Recorded data:
━━━

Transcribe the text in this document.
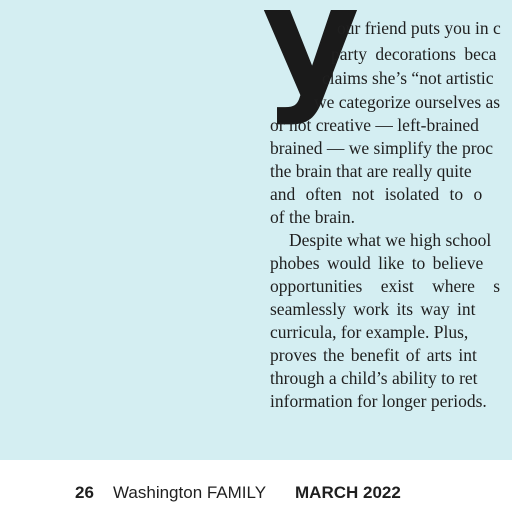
y
our friend puts you in c
party decorations beca
claims she’s “not artistic
we categorize ourselves as
or not creative — left-brained
brained — we simplify the proc
the brain that are really quite
and often not isolated to o
of the brain.
Despite what we high school
phobes would like to believe
opportunities exist where s
seamlessly work its way int
curricula, for example. Plus,
proves the benefit of arts int
through a child’s ability to ret
information for longer periods.
26 Washington FAMILY MARCH 2022
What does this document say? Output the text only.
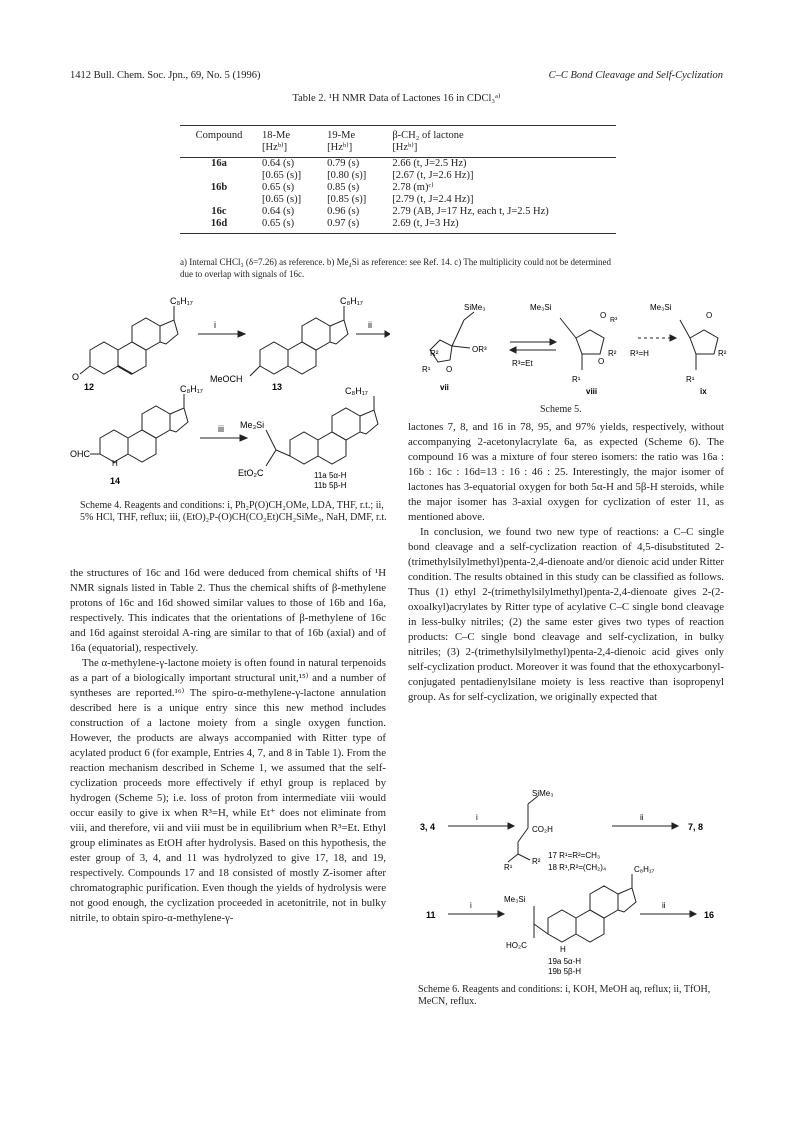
1412 Bull. Chem. Soc. Jpn., 69, No. 5 (1996)	C–C Bond Cleavage and Self-Cyclization
Table 2. ¹H NMR Data of Lactones 16 in CDCl₃ᵃ⁾
Compound	18-Me	19-Me	β-CH₂ of lactone
	[Hzᵇ⁾]	[Hzᵇ⁾]	[Hzᵇ⁾]
16a	0.64 (s)	0.79 (s)	2.66 (t, J=2.5 Hz)
	[0.65 (s)]	[0.80 (s)]	[2.67 (t, J=2.6 Hz)]
16b	0.65 (s)	0.85 (s)	2.78 (m)ᶜ⁾
	[0.65 (s)]	[0.85 (s)]	[2.79 (t, J=2.4 Hz)]
16c	0.64 (s)	0.96 (s)	2.79 (AB, J=17 Hz, each t, J=2.5 Hz)
16d	0.65 (s)	0.97 (s)	2.69 (t, J=3 Hz)
a) Internal CHCl₃ (δ=7.26) as reference. b) Me₄Si as reference: see Ref. 14. c) The multiplicity could not be determined due to overlap with signals of 16c.
C₈H₁₇	C₈H₁₇
C₈H₁₇	C₈H₁₇
O	MeOCH
OHC
H
Me₃Si
EtO₂C
i	ii
iii
12	13
14
11a 5α-H
11b 5β-H
Scheme 4. Reagents and conditions: i, Ph₂P(O)CH₂OMe, LDA, THF, r.t.; ii, 5% HCl, THF, reflux; iii, (EtO)₂P-(O)CH(CO₂Et)CH₂SiMe₃, NaH, DMF, r.t.
SiMe₃
OR³
O
R¹
R²
Me₃Si
O
R³
O
R²
R¹
R³=Et
Me₃Si
O
R²
R¹
R³=H
vii	viii	ix
Scheme 5.

the structures of 16c and 16d were deduced from chemical shifts of ¹H NMR signals listed in Table 2. Thus the chemical shifts of β-methylene protons of 16c and 16d showed similar values to those of 16b and 16a, respectively. This indicates that the orientations of β-methylene of 16c and 16d against steroidal A-ring are similar to that of 16b (axial) and of 16a (equatorial), respectively.

The α-methylene-γ-lactone moiety is often found in natural terpenoids as a part of a biologically important structural unit,¹⁵⁾ and a number of syntheses are reported.¹⁶⁾ The spiro-α-methylene-γ-lactone annulation described here is a unique entry since this new method includes construction of a lactone moiety from a single oxygen function. However, the products are always accompanied with Ritter type of acylated product 6 (for example, Entries 4, 7, and 8 in Table 1). From the reaction mechanism described in Scheme 1, we assumed that the self-cyclization proceeds more effectively if ethyl group is replaced by hydrogen (Scheme 5); i.e. loss of proton from intermediate viii would occur easily to give ix when R³=H, while Et⁺ does not eliminate from viii, and therefore, vii and viii must be in equilibrium when R³=Et. Ethyl group eliminates as EtOH after hydrolysis. Based on this hypothesis, the ester group of 3, 4, and 11 was hydrolyzed to give 17, 18, and 19, respectively. Compounds 17 and 18 consisted of mostly Z-isomer after chromatographic purification. Even though the yields of hydrolysis were not good enough, the cyclization proceeded in acetonitrile, not in bulky nitrile, to obtain spiro-α-methylene-γ-

lactones 7, 8, and 16 in 78, 95, and 97% yields, respectively, without accompanying 2-acetonylacrylate 6a, as expected (Scheme 6). The compound 16 was a mixture of four stereo isomers: the ratio was 16a : 16b : 16c : 16d=13 : 16 : 46 : 25. Interestingly, the major isomer of lactones has 3-equatorial oxygen for both 5α-H and 5β-H steroids, while the major isomer has 3-axial oxygen for cyclization of ester 11, as mentioned above.

In conclusion, we found two new type of reactions: a C–C single bond cleavage and a self-cyclization reaction of 4,5-disubstituted 2-(trimethylsilylmethyl)penta-2,4-dienoate and/or dienoic acid under Ritter condition. The results obtained in this study can be classified as follows. Thus (1) ethyl 2-(trimethylsilylmethyl)penta-2,4-dienoate gives 2-(2-oxoalkyl)acrylates by Ritter type of acylative C–C single bond cleavage in less-bulky nitriles; (2) the same ester gives two types of reaction products: C–C single bond cleavage and self-cyclization, in bulky nitriles; (3) 2-(trimethylsilylmethyl)penta-2,4-dienoic acid gives only self-cyclization product. Moreover it was found that the ethoxycarbonyl-conjugated pentadienylsilane moiety is less reactive than isopropenyl group. As for self-cyclization, we originally expected that

3, 4
i
SiMe₃
CO₂H
R¹
R²
17 R¹=R²=CH₃
18 R¹,R²=(CH₂)₄
ii
7, 8
11
i
C₈H₁₇
Me₃Si
HO₂C	H
ii
16
19a 5α-H
19b 5β-H
Scheme 6. Reagents and conditions: i, KOH, MeOH aq, reflux; ii, TfOH, MeCN, reflux.
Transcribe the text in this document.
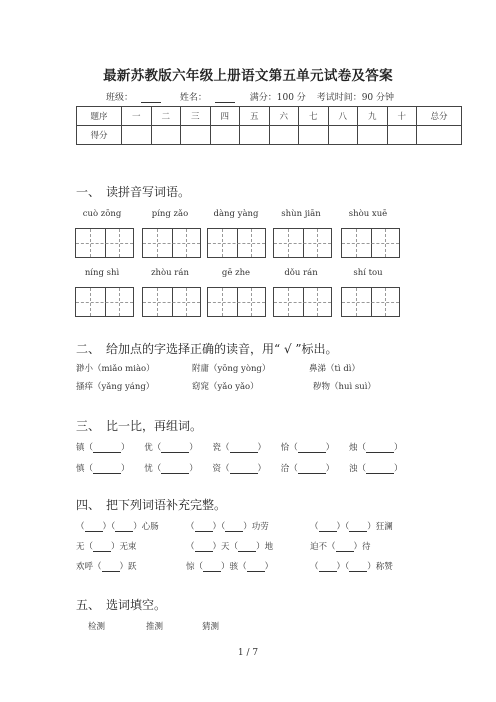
最新苏教版六年级上册语文第五单元试卷及答案
班级：	姓名：	满分：100 分 考试时间：90 分钟
题序	一	二	三	四	五	六	七	八	九	十	总分
得分											
一、 读拼音写词语。
cuò zōng	píng zǎo	dàng yàng	shùn jiān	shòu xuē
níng shì	zhòu rán	gē zhe	dǒu rán	shí tou
二、 给加点的字选择正确的读音，用“ √ ”标出。
渺小（miǎo miào）	附庸（yōng yòng）	鼻涕（tì dì）
搔痒（yǎng yáng）	窈窕（yǎo yǎo）	秽物（huì suì）
三、 比一比，再组词。
镇（	） 优（	） 瓷（	） 恰（	） 烛（	）
慎（	） 忧（	） 资（	） 洽（	） 浊（	）
四、 把下列词语补充完整。
（ ）（ ）心肠	（ ）（ ）功劳	（ ）（ ）狂澜
无（ ）无束	（ ）天（ ）地	迫不（ ）待
欢呼（ ）跃	惊（ ）骇（ ）	（ ）（ ）称赞
五、 选词填空。
检测	推测	猜测
1 / 7
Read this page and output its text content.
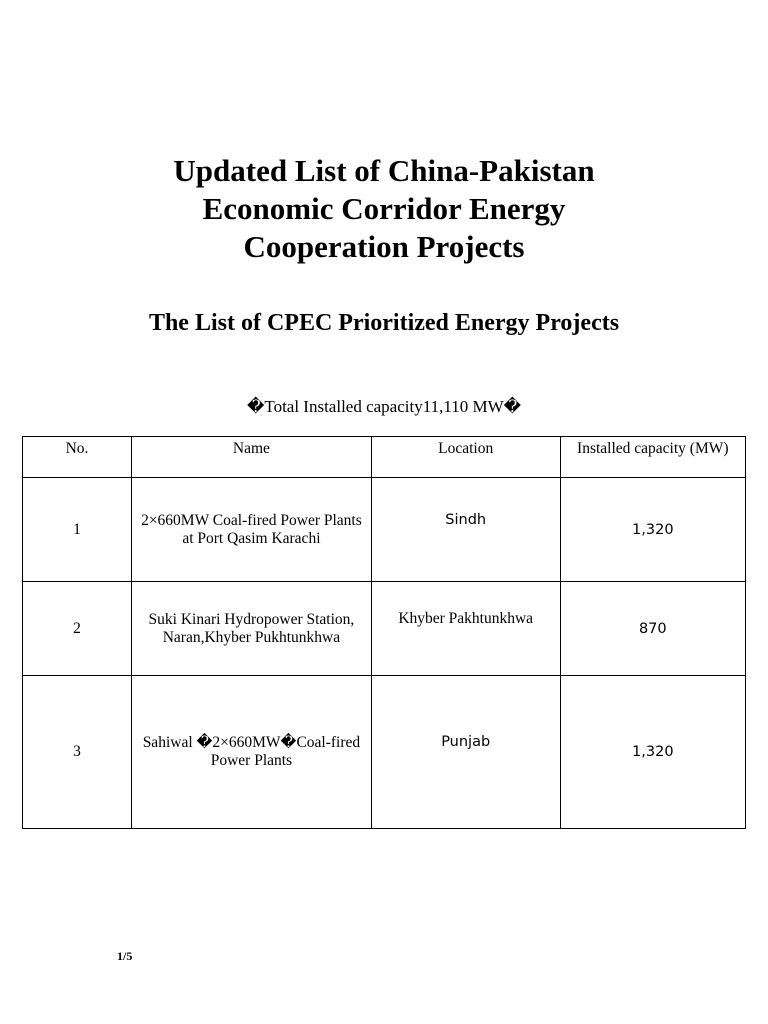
Updated List of China-Pakistan Economic Corridor Energy Cooperation Projects
The List of CPEC Prioritized Energy Projects
�Total Installed capacity11,110 MW�
No.	Name	Location	Installed capacity (MW)
1	2×660MW Coal-fired Power Plants at Port Qasim Karachi	Sindh	1,320
2	Suki Kinari Hydropower Station, Naran,Khyber Pukhtunkhwa	Khyber Pakhtunkhwa	870
3	Sahiwal �2×660MW�Coal-fired Power Plants	Punjab	1,320
1/5
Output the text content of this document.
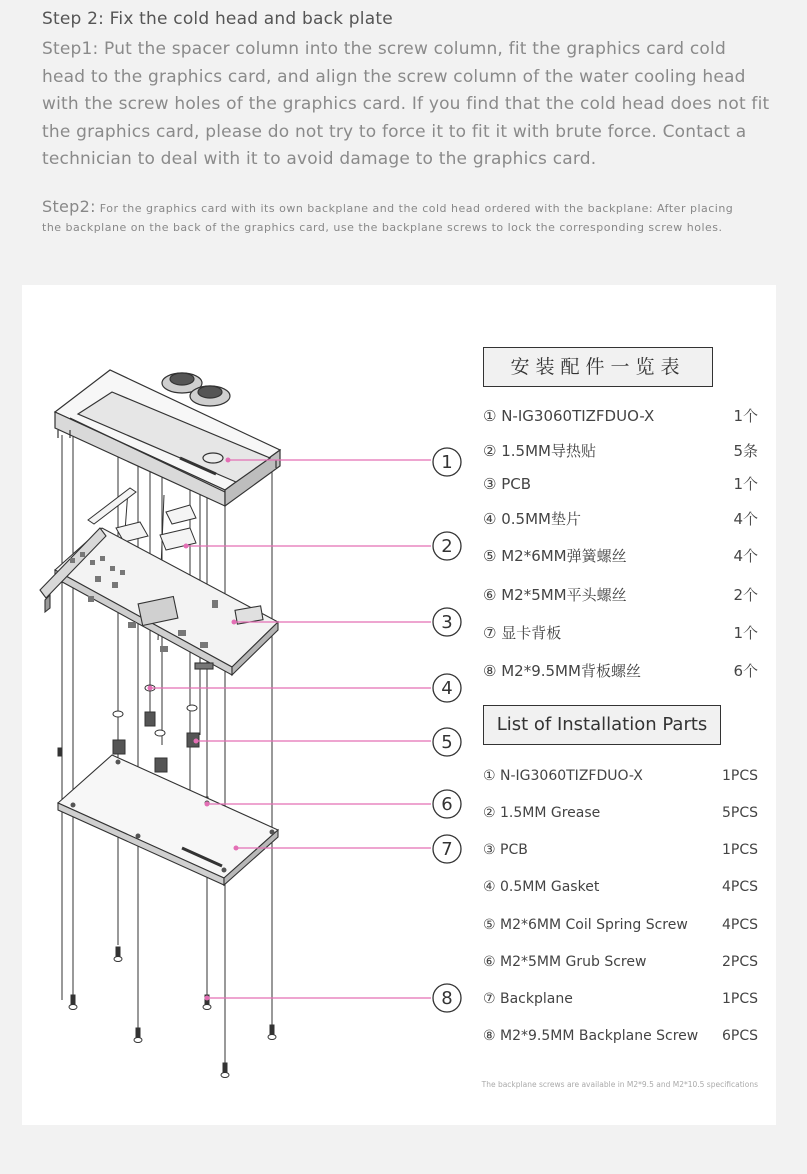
Step 2: Fix the cold head and back plate
Step1: Put the spacer column into the screw column, fit the graphics card cold head to the graphics card, and align the screw column of the water cooling head with the screw holes of the graphics card. If you find that the cold head does not fit the graphics card, please do not try to force it to fit it with brute force. Contact a technician to deal with it to avoid damage to the graphics card.
Step2: For the graphics card with its own backplane and the cold head ordered with the backplane: After placing the backplane on the back of the graphics card, use the backplane screws to lock the corresponding screw holes.
1
2
3
4
5
6
7
8
安装配件一览表
① N-IG3060TIZFDUO-X	1个
② 1.5MM导热贴	5条
③ PCB	1个
④ 0.5MM垫片	4个
⑤ M2*6MM弹簧螺丝	4个
⑥ M2*5MM平头螺丝	2个
⑦ 显卡背板	1个
⑧ M2*9.5MM背板螺丝	6个
List of Installation Parts
① N-IG3060TIZFDUO-X	1PCS
② 1.5MM Grease	5PCS
③ PCB	1PCS
④ 0.5MM Gasket	4PCS
⑤ M2*6MM Coil Spring Screw 4PCS
⑥ M2*5MM Grub Screw	2PCS
⑦ Backplane	1PCS
⑧ M2*9.5MM Backplane Screw 6PCS
The backplane screws are available in M2*9.5 and M2*10.5 specifications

━━━

▶ SHORT PROBLEM
Word for word, restate the lines from the one containing "Output the text content of this document." through the end of the listing, and nothing more. Skip the pictures.

▶ ANSWER BELOW
Output the text content of this document.
Step 2: Fix the cold head and back plate
Step1: Put the spacer column into the screw column, fit the graphics card cold head to the graphics card, and align the screw column of the water cooling head with the screw holes of the graphics card. If you find that the cold head does not fit the graphics card, please do not try to force it to fit it with brute force. Contact a technician to deal with it to avoid damage to the graphics card.
Step2: For the graphics card with its own backplane and the cold head ordered with the backplane: After placing the backplane on the back of the graphics card, use the backplane screws to lock the corresponding screw holes.
1
2
3
4
5
6
7
8
安装配件一览表
① N-IG3060TIZFDUO-X	1个
② 1.5MM导热贴	5条
③ PCB	1个
④ 0.5MM垫片	4个
⑤ M2*6MM弹簧螺丝	4个
⑥ M2*5MM平头螺丝	2个
⑦ 显卡背板	1个
⑧ M2*9.5MM背板螺丝	6个
List of Installation Parts
① N-IG3060TIZFDUO-X	1PCS
② 1.5MM Grease	5PCS
③ PCB	1PCS
④ 0.5MM Gasket	4PCS
⑤ M2*6MM Coil Spring Screw 4PCS
⑥ M2*5MM Grub Screw	2PCS
⑦ Backplane	1PCS
⑧ M2*9.5MM Backplane Screw 6PCS
The backplane screws are available in M2*9.5 and M2*10.5 specifications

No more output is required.